── Page ──
These provisions received careful consideration in Allen v. Ajax Min. Co., 30 Mont. 490, 77 Pac. 47, and Somerville v. St. Lowis M. & M. Co., 46 Mont. 268, L. R. A. 1915B, 811, 127 Pac. [4] 464, and the right of the legislature to alter the constating instrument of an existing corporation by imposing greater burdens thereafter to be assumed by the stockholders than were imposed at the time the charter was granted — provided only that the alteration does not involve a confiscation of the rights of individuals, deprive them of their property without due process of law, or violate the elementary principles of natural justice — was upheld. To the same effect is Lewis v. Northern Pacific Ry. Co., 36 Mont. 207, 92 Pac. 469. The authority of the legislature under such reserved power to increase the burden of liability imposed upon stockholders in a banking corporation, or to impose a personal liability for the debts of the company thereafter to be contracted, where none was imposed at the date of the company’s organization, has been recognized and asserted by many of the authorities. (Sherman v. Smith, 1 Black (U. S.), 587, 17 L. Ed. 163; McGowan v. McDonald, 111 Cal. 57, 52 Am. St. Rep. 149, 43 Pac. 418; 10 Cyc. 669; *4304 Thompson on Corporations, secs. 4773, 4779.) The theory upon which the Allen and Somerville cases were decided is that a prospective purchaser of stock in a domestic corporation is chargeable with knowledge of the provisions of the Constitution quoted above; that those provisions enter into his contract when he becomes a stockholder, and that he agrees not only to be bound to- the liability then imposed, but as well to such additional liability as the legislature under its reserved power may properly prescribe; and therefore he cannot be heard to say that a statute which does not unreasonably affect his liability impairs the obligation of his contract. We are satisfied with the correctness of that theory, and hold the Act of 1907 above not open to the objection now urged against it.
───
── Records supplied ──
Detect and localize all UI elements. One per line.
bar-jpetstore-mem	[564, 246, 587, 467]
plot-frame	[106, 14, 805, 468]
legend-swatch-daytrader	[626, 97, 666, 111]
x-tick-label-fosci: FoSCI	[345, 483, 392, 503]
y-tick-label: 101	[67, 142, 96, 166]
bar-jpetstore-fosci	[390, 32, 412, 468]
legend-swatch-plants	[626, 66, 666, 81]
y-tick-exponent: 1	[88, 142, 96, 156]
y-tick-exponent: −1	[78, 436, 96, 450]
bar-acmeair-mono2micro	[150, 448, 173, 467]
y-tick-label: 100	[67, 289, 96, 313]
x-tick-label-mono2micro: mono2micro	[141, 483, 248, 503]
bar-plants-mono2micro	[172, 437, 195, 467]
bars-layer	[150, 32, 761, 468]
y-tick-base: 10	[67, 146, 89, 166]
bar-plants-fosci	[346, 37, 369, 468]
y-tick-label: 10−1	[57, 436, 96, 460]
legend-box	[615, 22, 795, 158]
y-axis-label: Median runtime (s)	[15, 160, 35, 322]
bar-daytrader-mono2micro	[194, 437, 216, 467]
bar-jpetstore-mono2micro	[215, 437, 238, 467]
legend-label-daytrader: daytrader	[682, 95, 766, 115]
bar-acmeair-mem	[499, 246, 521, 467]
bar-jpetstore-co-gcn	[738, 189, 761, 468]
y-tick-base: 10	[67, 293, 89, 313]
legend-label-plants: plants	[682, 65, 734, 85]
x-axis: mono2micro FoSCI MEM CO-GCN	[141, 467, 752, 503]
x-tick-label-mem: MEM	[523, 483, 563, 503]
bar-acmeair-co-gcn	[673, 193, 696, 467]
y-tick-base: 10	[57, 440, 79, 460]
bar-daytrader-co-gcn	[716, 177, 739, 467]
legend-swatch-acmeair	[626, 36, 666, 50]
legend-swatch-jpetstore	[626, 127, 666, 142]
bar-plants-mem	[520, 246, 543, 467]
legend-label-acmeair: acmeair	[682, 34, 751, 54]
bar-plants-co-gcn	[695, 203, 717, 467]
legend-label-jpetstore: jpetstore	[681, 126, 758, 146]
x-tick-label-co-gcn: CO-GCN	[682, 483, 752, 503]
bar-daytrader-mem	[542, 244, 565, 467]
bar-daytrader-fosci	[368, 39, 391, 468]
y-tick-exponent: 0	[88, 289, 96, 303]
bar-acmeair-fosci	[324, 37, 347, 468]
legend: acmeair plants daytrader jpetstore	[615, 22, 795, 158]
───
▶ [Written problem A] In the court opinion on stockholder liability, which case is named as being "to the same effect" as the Allen and Somerville cases?
▶ [Written problem B] Write the next part of the court opinion on stockholder liability, starting right after its final sentence.

▶ [Exercise response A] Lewis v. Northern Pacific Ry. Co., 36 Mont. 207, 92 Pac. 469.

▶ [Exercise response B]
The Act repeals all Acts and parts of Acts in conflict with it; so that on March 9, 1907, sections 3915, 3934 and 3953, Revised Codes, which had theretofore respectively determined the liability of a stockholder in a bank of discount, in a trust company, and in a savings bank, were superseded, and since that date the uniform standard of liability imposed by section 4012 [5] above has been in full force and effect. The liability is several and individual, created by statute in favor of all who are creditors at the date of the bank’s failure. Under this statute, the fund collected from an assessment upon the stock is held in trust for a ratable distribution among all the creditors, and its character is such as to preclude the idea that a stockholder may have his creditor’s claim set off against his stockholder’s liability. The two claims do not arise in the same [6] right. His claim is against the bank, while his liability is to the creditors — not to the bank. Reason and practically all the authorities deny the right of setoff under such circumstances. These appellants must discharge the liability imposed by law, and may then present such valid claims as they have against the bank for allowance and payment, as other creditors are required to do. (Barnes v. Arnold, 45 App. Div. 314, 61 N. Y. Supp. 85; affirmed, 169 N. Y. 611, 62 N. E. 1093; Robinson v. Brown, 326 Fed. 429; Parker v. Carolina Sav. Bank, *43153 S. C. 583, 69 Am. St. Rep. 888, 31 S. E. 673; Thebus v. Smiley, 110 Ill. 316; 1 Bolles on Modern Law of Banking, p. 170; 1 Michie on Banks & Banking, p. 223; 1 Cook on Stock & Stockholders (3d ed.), sec. 225 (c); 5 Cyc. 454.)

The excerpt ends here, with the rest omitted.